**Stated task**
Collect each line containing "lesquels".

start Dataset extract

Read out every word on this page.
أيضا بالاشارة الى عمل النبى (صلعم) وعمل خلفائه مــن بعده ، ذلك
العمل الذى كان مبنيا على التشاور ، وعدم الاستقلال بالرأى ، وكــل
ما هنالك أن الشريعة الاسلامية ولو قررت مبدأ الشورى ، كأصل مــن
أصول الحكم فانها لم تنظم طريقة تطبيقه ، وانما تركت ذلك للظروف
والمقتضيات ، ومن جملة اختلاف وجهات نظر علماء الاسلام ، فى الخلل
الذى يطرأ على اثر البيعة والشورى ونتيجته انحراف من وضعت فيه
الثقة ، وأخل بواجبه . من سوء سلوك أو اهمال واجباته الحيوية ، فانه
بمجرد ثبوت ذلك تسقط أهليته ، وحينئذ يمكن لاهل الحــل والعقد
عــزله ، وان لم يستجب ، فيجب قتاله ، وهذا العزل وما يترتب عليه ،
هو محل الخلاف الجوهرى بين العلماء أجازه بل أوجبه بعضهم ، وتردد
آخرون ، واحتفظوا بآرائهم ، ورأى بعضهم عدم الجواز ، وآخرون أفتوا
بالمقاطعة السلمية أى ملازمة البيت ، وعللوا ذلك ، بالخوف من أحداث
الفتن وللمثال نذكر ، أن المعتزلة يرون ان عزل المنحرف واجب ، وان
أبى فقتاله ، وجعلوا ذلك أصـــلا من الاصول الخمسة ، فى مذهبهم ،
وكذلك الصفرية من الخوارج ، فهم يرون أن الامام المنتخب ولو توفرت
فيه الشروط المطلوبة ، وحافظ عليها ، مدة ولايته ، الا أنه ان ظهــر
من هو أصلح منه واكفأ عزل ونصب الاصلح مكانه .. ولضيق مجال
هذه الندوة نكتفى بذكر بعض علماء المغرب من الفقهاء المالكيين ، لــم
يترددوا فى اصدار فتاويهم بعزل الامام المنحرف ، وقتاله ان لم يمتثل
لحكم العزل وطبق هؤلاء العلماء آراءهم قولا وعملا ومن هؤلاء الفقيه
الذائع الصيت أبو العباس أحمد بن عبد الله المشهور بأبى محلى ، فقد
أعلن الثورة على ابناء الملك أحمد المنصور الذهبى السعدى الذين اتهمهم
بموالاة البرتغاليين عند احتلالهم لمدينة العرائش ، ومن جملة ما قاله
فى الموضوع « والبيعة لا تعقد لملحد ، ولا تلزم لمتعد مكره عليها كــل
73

end Dataset extract
start Dataset extract

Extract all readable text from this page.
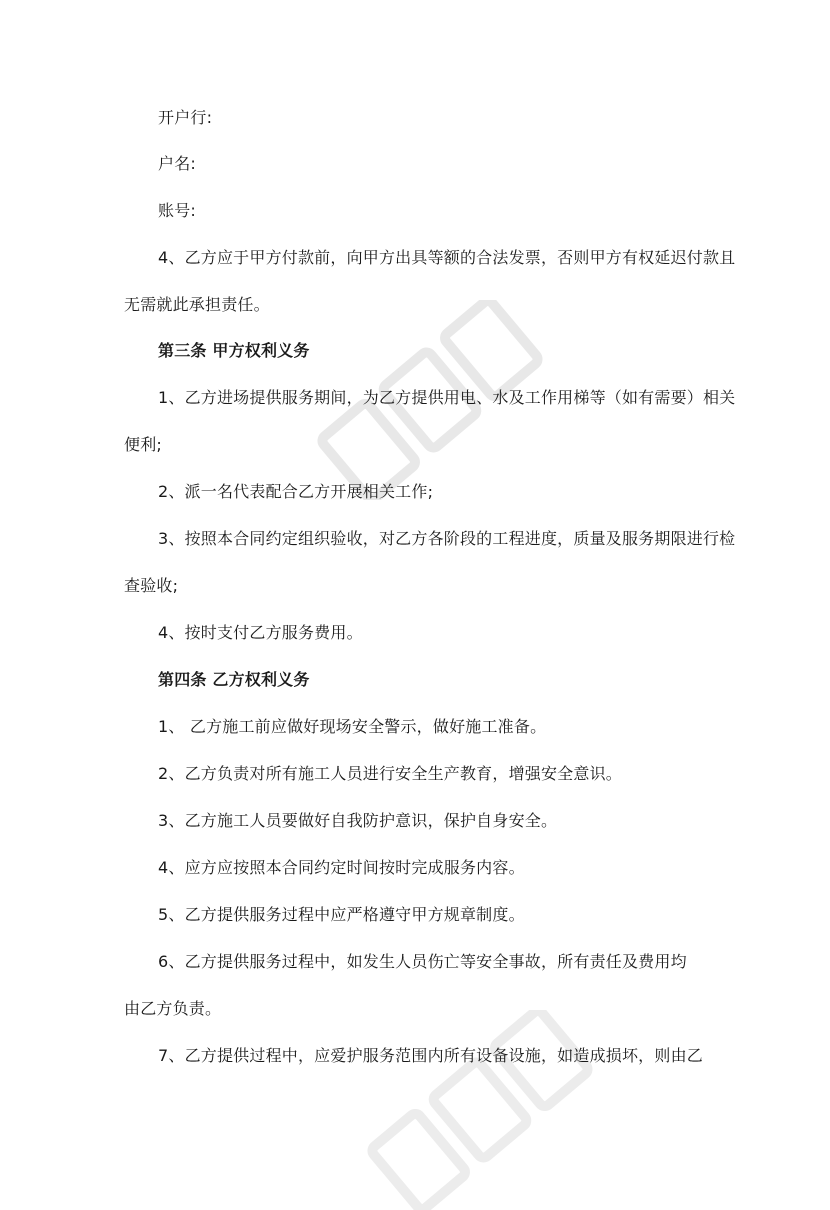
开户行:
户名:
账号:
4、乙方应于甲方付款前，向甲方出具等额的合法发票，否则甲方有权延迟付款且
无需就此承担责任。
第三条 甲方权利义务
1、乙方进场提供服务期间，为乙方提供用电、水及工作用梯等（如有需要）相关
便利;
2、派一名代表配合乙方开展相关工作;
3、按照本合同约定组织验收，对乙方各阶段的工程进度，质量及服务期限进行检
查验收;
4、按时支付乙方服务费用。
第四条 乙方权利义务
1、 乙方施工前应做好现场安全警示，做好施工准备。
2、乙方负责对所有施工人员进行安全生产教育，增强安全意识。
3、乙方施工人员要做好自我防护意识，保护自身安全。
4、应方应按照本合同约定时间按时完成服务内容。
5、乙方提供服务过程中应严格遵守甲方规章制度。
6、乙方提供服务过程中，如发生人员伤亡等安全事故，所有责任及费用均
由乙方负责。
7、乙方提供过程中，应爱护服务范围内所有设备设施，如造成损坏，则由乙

end Dataset extract
start Dataset extract

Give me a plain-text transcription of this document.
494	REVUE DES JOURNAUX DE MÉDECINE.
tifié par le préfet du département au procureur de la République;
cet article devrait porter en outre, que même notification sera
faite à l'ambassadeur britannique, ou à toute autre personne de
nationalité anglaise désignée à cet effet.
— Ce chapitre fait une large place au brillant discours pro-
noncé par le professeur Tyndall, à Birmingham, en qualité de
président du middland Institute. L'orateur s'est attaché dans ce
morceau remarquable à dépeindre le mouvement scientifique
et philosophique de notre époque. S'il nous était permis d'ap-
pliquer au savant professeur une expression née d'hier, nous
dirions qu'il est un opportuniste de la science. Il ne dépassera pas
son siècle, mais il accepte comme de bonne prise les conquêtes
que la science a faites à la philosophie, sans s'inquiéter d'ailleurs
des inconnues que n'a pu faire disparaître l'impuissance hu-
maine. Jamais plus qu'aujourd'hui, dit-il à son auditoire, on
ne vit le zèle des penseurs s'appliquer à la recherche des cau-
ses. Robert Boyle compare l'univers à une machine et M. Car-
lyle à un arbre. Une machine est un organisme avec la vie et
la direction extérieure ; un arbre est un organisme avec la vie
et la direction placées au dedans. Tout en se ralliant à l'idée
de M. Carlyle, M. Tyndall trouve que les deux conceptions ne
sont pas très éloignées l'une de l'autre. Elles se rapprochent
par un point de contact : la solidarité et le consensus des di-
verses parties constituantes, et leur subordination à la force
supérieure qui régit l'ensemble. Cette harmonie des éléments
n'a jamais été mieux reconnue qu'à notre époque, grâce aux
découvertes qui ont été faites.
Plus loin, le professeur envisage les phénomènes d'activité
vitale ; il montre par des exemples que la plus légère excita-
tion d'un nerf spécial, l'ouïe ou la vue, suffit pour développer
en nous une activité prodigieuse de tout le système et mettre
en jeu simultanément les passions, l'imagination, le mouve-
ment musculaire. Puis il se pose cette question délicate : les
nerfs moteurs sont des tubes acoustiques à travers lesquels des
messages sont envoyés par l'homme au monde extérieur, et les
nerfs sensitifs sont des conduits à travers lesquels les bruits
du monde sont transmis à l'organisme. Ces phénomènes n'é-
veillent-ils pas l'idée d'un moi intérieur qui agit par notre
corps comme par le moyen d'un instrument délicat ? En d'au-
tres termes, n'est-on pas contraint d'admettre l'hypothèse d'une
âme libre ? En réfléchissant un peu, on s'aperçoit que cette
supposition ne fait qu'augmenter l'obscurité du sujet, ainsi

end Dataset extract

**Answer for this exercise**
nerfs moteurs sont des tubes acoustiques à travers lesquels des
nerfs sensitifs sont des conduits à travers lesquels les bruits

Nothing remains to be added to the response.